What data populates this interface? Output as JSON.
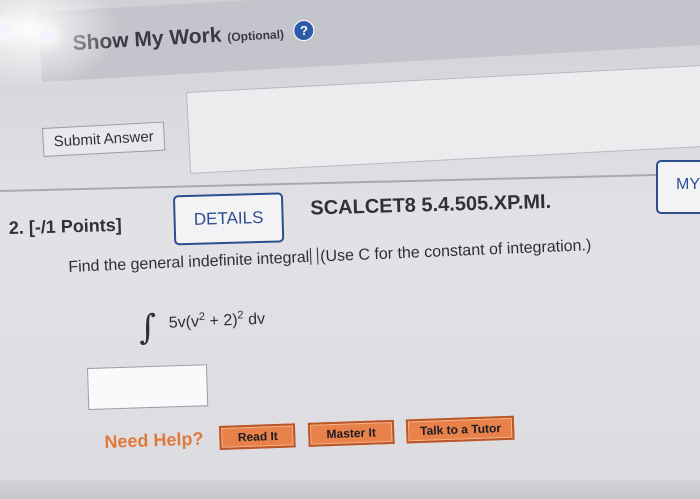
{
  "work": {
    "title": "Show My Work",
    "optional": "(Optional)",
    "help_glyph": "?",
    "submit_label": "Submit Answer"
  },
  "question": {
    "number_label": "2. [-/1 Points]",
    "details_label": "DETAILS",
    "code": "SCALCET8 5.4.505.XP.MI.",
    "my_label": "MY",
    "prompt_before": "Find the general indefinite integral",
    "prompt_after": "(Use C for the constant of integration.)",
    "integrand_base": "5v(v",
    "integrand_exp1": "2",
    "integrand_mid": " + 2)",
    "integrand_exp2": "2",
    "integrand_dv": " dv",
    "answer_value": ""
  },
  "help": {
    "label": "Need Help?",
    "read_it": "Read It",
    "master_it": "Master It",
    "talk_tutor": "Talk to a Tutor"
  },
  "colors": {
    "accent_blue": "#2c4f8f",
    "help_orange": "#e9824a",
    "need_help_text": "#e07a3c"
  },
  "icons": {
    "help": "question-circle-icon",
    "cursor": "text-cursor-icon",
    "integral": "integral-sign"
  }
}
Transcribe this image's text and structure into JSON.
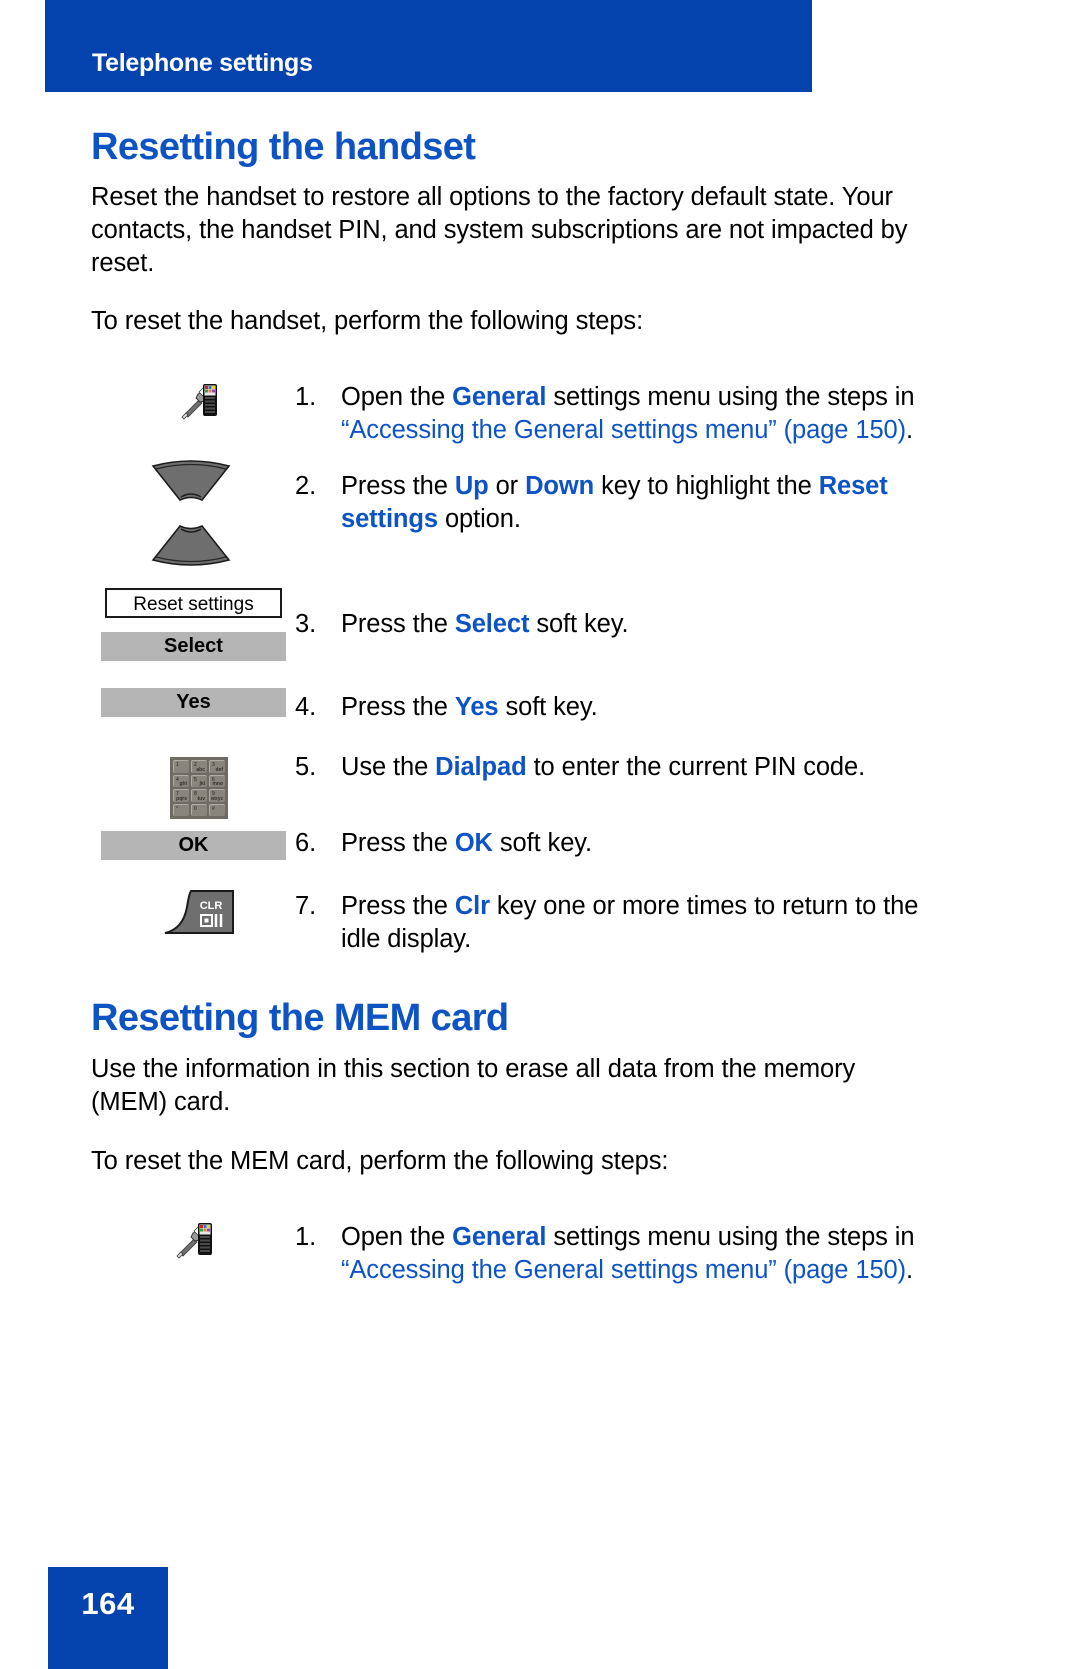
{
  "header": {
    "running_title": "Telephone settings"
  },
  "footer": {
    "page_number": "164"
  },
  "sections": [
    {
      "heading": "Resetting the handset",
      "intro_paragraph": "Reset the handset to restore all options to the factory default state. Your contacts, the handset PIN, and system subscriptions are not impacted by reset.",
      "lead_in": "To reset the handset, perform the following steps:"
    },
    {
      "heading": "Resetting the MEM card",
      "intro_paragraph": "Use the information in this section to erase all data from the memory (MEM) card.",
      "lead_in": "To reset the MEM card, perform the following steps:"
    }
  ],
  "steps_handset": [
    {
      "number": "1.",
      "text_parts": {
        "p1": "Open the ",
        "bold1": "General",
        "p2": " settings menu using the steps in ",
        "link": "“Accessing the General settings menu” (page 150)",
        "p3": "."
      },
      "icon": "general-settings-icon"
    },
    {
      "number": "2.",
      "text_parts": {
        "p1": "Press the ",
        "bold1": "Up",
        "p2": " or ",
        "bold2": "Down",
        "p3": " key to highlight the ",
        "bold3": "Reset settings",
        "p4": " option."
      },
      "icon": "up-down-navigation-keys-icon"
    },
    {
      "number": "3.",
      "text_parts": {
        "p1": "Press the ",
        "bold1": "Select",
        "p2": " soft key."
      },
      "icon": "select-softkey-icon"
    },
    {
      "number": "4.",
      "text_parts": {
        "p1": "Press the ",
        "bold1": "Yes",
        "p2": " soft key."
      },
      "icon": "yes-softkey-icon"
    },
    {
      "number": "5.",
      "text_parts": {
        "p1": "Use the ",
        "bold1": "Dialpad",
        "p2": " to enter the current PIN code."
      },
      "icon": "dialpad-icon"
    },
    {
      "number": "6.",
      "text_parts": {
        "p1": "Press the ",
        "bold1": "OK",
        "p2": " soft key."
      },
      "icon": "ok-softkey-icon"
    },
    {
      "number": "7.",
      "text_parts": {
        "p1": "Press the ",
        "bold1": "Clr",
        "p2": " key one or more times to return to the idle display."
      },
      "icon": "clr-key-icon"
    }
  ],
  "steps_mem": [
    {
      "number": "1.",
      "text_parts": {
        "p1": "Open the ",
        "bold1": "General",
        "p2": " settings menu using the steps in ",
        "link": "“Accessing the General settings menu” (page 150)",
        "p3": "."
      },
      "icon": "general-settings-icon"
    }
  ],
  "ui_artifacts": {
    "menu_item_label": "Reset settings",
    "softkey_select": "Select",
    "softkey_yes": "Yes",
    "softkey_ok": "OK",
    "clr_key_label": "CLR",
    "dialpad_keys": [
      {
        "digit": "1",
        "letters": ""
      },
      {
        "digit": "2",
        "letters": "abc"
      },
      {
        "digit": "3",
        "letters": "def"
      },
      {
        "digit": "4",
        "letters": "ghi"
      },
      {
        "digit": "5",
        "letters": "jkl"
      },
      {
        "digit": "6",
        "letters": "mno"
      },
      {
        "digit": "7",
        "letters": "pqrs"
      },
      {
        "digit": "8",
        "letters": "tuv"
      },
      {
        "digit": "9",
        "letters": "wxyz"
      },
      {
        "digit": "*",
        "letters": ""
      },
      {
        "digit": "0",
        "letters": ""
      },
      {
        "digit": "#",
        "letters": ""
      }
    ]
  },
  "colors": {
    "banner_blue": "#0442ad",
    "heading_blue": "#0e53c4",
    "link_blue": "#0d53c6",
    "softkey_gray": "#b5b5b5"
  }
}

————

## OBJECTIVE
Go through the entries above and print each one exactly, minus the pictures.

## COMPLETE OUTPUT
What data populates this interface? Output as JSON.
{
  "work": {
    "title": "Show My Work",
    "optional": "(Optional)",
    "help_glyph": "?",
    "submit_label": "Submit Answer"
  },
  "question": {
    "number_label": "2. [-/1 Points]",
    "details_label": "DETAILS",
    "code": "SCALCET8 5.4.505.XP.MI.",
    "my_label": "MY",
    "prompt_before": "Find the general indefinite integral",
    "prompt_after": "(Use C for the constant of integration.)",
    "integrand_base": "5v(v",
    "integrand_exp1": "2",
    "integrand_mid": " + 2)",
    "integrand_exp2": "2",
    "integrand_dv": " dv",
    "answer_value": ""
  },
  "help": {
    "label": "Need Help?",
    "read_it": "Read It",
    "master_it": "Master It",
    "talk_tutor": "Talk to a Tutor"
  },
  "colors": {
    "accent_blue": "#2c4f8f",
    "help_orange": "#e9824a",
    "need_help_text": "#e07a3c"
  },
  "icons": {
    "help": "question-circle-icon",
    "cursor": "text-cursor-icon",
    "integral": "integral-sign"
  }
}
Transcribe this image's text and structure into JSON.
{
  "header": {
    "running_title": "Telephone settings"
  },
  "footer": {
    "page_number": "164"
  },
  "sections": [
    {
      "heading": "Resetting the handset",
      "intro_paragraph": "Reset the handset to restore all options to the factory default state. Your contacts, the handset PIN, and system subscriptions are not impacted by reset.",
      "lead_in": "To reset the handset, perform the following steps:"
    },
    {
      "heading": "Resetting the MEM card",
      "intro_paragraph": "Use the information in this section to erase all data from the memory (MEM) card.",
      "lead_in": "To reset the MEM card, perform the following steps:"
    }
  ],
  "steps_handset": [
    {
      "number": "1.",
      "text_parts": {
        "p1": "Open the ",
        "bold1": "General",
        "p2": " settings menu using the steps in ",
        "link": "“Accessing the General settings menu” (page 150)",
        "p3": "."
      },
      "icon": "general-settings-icon"
    },
    {
      "number": "2.",
      "text_parts": {
        "p1": "Press the ",
        "bold1": "Up",
        "p2": " or ",
        "bold2": "Down",
        "p3": " key to highlight the ",
        "bold3": "Reset settings",
        "p4": " option."
      },
      "icon": "up-down-navigation-keys-icon"
    },
    {
      "number": "3.",
      "text_parts": {
        "p1": "Press the ",
        "bold1": "Select",
        "p2": " soft key."
      },
      "icon": "select-softkey-icon"
    },
    {
      "number": "4.",
      "text_parts": {
        "p1": "Press the ",
        "bold1": "Yes",
        "p2": " soft key."
      },
      "icon": "yes-softkey-icon"
    },
    {
      "number": "5.",
      "text_parts": {
        "p1": "Use the ",
        "bold1": "Dialpad",
        "p2": " to enter the current PIN code."
      },
      "icon": "dialpad-icon"
    },
    {
      "number": "6.",
      "text_parts": {
        "p1": "Press the ",
        "bold1": "OK",
        "p2": " soft key."
      },
      "icon": "ok-softkey-icon"
    },
    {
      "number": "7.",
      "text_parts": {
        "p1": "Press the ",
        "bold1": "Clr",
        "p2": " key one or more times to return to the idle display."
      },
      "icon": "clr-key-icon"
    }
  ],
  "steps_mem": [
    {
      "number": "1.",
      "text_parts": {
        "p1": "Open the ",
        "bold1": "General",
        "p2": " settings menu using the steps in ",
        "link": "“Accessing the General settings menu” (page 150)",
        "p3": "."
      },
      "icon": "general-settings-icon"
    }
  ],
  "ui_artifacts": {
    "menu_item_label": "Reset settings",
    "softkey_select": "Select",
    "softkey_yes": "Yes",
    "softkey_ok": "OK",
    "clr_key_label": "CLR",
    "dialpad_keys": [
      {
        "digit": "1",
        "letters": ""
      },
      {
        "digit": "2",
        "letters": "abc"
      },
      {
        "digit": "3",
        "letters": "def"
      },
      {
        "digit": "4",
        "letters": "ghi"
      },
      {
        "digit": "5",
        "letters": "jkl"
      },
      {
        "digit": "6",
        "letters": "mno"
      },
      {
        "digit": "7",
        "letters": "pqrs"
      },
      {
        "digit": "8",
        "letters": "tuv"
      },
      {
        "digit": "9",
        "letters": "wxyz"
      },
      {
        "digit": "*",
        "letters": ""
      },
      {
        "digit": "0",
        "letters": ""
      },
      {
        "digit": "#",
        "letters": ""
      }
    ]
  },
  "colors": {
    "banner_blue": "#0442ad",
    "heading_blue": "#0e53c4",
    "link_blue": "#0d53c6",
    "softkey_gray": "#b5b5b5"
  }
}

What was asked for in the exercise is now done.